[Begin Record set]

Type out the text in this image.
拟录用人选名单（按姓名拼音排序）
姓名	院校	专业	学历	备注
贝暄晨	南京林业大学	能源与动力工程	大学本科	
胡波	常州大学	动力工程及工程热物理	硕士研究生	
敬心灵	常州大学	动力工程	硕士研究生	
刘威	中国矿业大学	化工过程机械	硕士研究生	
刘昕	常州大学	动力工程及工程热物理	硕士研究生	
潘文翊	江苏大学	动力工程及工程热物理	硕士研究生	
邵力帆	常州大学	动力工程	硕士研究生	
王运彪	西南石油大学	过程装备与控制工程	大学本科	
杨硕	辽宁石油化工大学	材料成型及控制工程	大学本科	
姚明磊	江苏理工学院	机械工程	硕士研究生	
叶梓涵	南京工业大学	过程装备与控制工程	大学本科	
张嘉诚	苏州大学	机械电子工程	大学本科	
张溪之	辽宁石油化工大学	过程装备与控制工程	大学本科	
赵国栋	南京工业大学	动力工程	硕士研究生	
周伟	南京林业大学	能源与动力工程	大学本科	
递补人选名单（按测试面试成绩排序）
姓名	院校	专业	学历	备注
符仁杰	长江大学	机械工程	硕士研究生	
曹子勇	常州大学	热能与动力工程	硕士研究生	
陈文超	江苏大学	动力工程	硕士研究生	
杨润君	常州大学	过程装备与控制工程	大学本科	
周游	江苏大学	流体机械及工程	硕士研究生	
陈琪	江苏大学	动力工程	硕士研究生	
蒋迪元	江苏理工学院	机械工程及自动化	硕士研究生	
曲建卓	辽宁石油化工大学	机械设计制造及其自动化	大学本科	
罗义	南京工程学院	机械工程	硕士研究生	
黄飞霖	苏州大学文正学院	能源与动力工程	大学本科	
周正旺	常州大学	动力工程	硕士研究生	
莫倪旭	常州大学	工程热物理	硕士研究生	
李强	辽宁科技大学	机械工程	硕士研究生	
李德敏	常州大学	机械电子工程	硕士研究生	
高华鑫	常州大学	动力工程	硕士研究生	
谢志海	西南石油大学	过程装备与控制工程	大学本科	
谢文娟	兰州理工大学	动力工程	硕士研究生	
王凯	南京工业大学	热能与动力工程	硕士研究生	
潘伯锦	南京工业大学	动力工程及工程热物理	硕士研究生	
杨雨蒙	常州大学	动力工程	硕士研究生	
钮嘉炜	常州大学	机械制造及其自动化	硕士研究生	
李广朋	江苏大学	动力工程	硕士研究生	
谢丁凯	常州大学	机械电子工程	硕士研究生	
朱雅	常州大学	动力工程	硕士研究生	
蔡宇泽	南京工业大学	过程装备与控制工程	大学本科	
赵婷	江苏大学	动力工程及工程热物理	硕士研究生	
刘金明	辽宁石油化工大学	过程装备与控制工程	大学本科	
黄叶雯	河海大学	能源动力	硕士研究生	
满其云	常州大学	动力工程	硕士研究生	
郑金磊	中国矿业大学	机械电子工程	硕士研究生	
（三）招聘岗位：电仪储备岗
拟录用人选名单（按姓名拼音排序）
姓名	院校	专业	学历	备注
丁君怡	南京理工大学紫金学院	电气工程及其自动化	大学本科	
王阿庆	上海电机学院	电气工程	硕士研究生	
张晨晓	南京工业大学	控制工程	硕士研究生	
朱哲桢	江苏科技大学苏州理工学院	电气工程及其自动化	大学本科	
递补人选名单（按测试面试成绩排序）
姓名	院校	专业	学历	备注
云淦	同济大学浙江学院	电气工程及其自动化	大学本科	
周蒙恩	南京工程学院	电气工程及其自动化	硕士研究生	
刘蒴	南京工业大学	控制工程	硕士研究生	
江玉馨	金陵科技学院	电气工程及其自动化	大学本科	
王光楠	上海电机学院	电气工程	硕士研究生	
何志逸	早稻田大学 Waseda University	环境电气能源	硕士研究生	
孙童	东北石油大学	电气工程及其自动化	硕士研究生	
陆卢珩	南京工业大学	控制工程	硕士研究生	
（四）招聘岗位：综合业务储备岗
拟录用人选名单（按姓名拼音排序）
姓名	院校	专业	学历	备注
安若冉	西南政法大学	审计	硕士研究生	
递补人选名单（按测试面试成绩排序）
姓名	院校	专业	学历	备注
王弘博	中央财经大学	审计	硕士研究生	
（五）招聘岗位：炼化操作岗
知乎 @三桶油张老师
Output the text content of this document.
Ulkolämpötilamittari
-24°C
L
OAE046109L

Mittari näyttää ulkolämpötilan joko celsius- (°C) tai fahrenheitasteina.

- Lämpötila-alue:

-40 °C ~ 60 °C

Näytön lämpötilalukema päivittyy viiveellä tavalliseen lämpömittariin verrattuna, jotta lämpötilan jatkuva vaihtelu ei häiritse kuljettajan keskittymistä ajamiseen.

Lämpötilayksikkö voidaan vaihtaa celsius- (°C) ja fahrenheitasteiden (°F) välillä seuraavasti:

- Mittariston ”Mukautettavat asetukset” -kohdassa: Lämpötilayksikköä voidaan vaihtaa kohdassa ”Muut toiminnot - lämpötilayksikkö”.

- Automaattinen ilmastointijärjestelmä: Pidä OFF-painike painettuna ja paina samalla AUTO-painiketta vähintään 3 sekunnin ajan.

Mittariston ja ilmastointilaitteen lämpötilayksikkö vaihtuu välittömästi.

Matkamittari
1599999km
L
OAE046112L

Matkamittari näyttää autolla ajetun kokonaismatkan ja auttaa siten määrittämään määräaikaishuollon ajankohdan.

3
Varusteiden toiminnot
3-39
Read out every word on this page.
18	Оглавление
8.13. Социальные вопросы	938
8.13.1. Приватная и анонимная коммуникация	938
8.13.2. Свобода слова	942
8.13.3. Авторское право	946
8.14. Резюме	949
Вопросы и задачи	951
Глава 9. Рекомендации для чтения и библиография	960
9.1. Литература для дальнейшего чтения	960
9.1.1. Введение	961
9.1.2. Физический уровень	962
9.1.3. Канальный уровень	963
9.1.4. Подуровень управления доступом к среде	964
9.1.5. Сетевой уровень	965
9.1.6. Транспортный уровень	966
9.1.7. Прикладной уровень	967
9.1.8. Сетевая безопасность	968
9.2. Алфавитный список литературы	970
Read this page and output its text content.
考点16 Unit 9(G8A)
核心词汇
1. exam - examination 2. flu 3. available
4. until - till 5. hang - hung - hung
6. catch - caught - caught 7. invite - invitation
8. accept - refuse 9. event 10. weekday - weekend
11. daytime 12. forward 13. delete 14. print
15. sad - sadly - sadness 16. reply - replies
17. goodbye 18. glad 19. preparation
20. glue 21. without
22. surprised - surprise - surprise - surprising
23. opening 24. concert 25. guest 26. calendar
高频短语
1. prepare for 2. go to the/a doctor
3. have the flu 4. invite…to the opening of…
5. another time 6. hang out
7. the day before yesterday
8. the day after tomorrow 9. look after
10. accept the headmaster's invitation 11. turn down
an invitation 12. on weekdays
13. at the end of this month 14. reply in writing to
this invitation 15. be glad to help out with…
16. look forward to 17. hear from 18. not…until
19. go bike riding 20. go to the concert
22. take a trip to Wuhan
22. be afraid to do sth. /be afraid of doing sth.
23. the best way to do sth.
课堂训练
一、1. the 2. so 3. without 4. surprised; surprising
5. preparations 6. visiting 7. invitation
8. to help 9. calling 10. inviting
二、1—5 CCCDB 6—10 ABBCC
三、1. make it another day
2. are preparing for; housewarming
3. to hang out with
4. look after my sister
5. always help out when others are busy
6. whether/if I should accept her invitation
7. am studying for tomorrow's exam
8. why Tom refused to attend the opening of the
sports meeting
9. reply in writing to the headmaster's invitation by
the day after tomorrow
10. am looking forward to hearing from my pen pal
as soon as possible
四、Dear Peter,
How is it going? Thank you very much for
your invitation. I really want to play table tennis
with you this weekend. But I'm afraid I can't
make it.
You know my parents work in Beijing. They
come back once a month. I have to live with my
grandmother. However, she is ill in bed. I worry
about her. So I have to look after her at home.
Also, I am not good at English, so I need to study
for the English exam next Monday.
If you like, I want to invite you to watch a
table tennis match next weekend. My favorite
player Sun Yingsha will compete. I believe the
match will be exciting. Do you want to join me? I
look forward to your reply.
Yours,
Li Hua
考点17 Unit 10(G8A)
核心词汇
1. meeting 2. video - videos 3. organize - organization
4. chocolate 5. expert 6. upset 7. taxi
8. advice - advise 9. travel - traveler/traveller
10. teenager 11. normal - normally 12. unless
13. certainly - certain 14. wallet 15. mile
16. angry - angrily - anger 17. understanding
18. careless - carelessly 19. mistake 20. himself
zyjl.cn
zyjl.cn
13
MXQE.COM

[End Record set]

### Problem description
Go through the listing above and pull out each line containing the word "tomorrow".

### Output below
8. the day after tomorrow 9. look after
7. am studying for tomorrow's exam
the day after tomorrow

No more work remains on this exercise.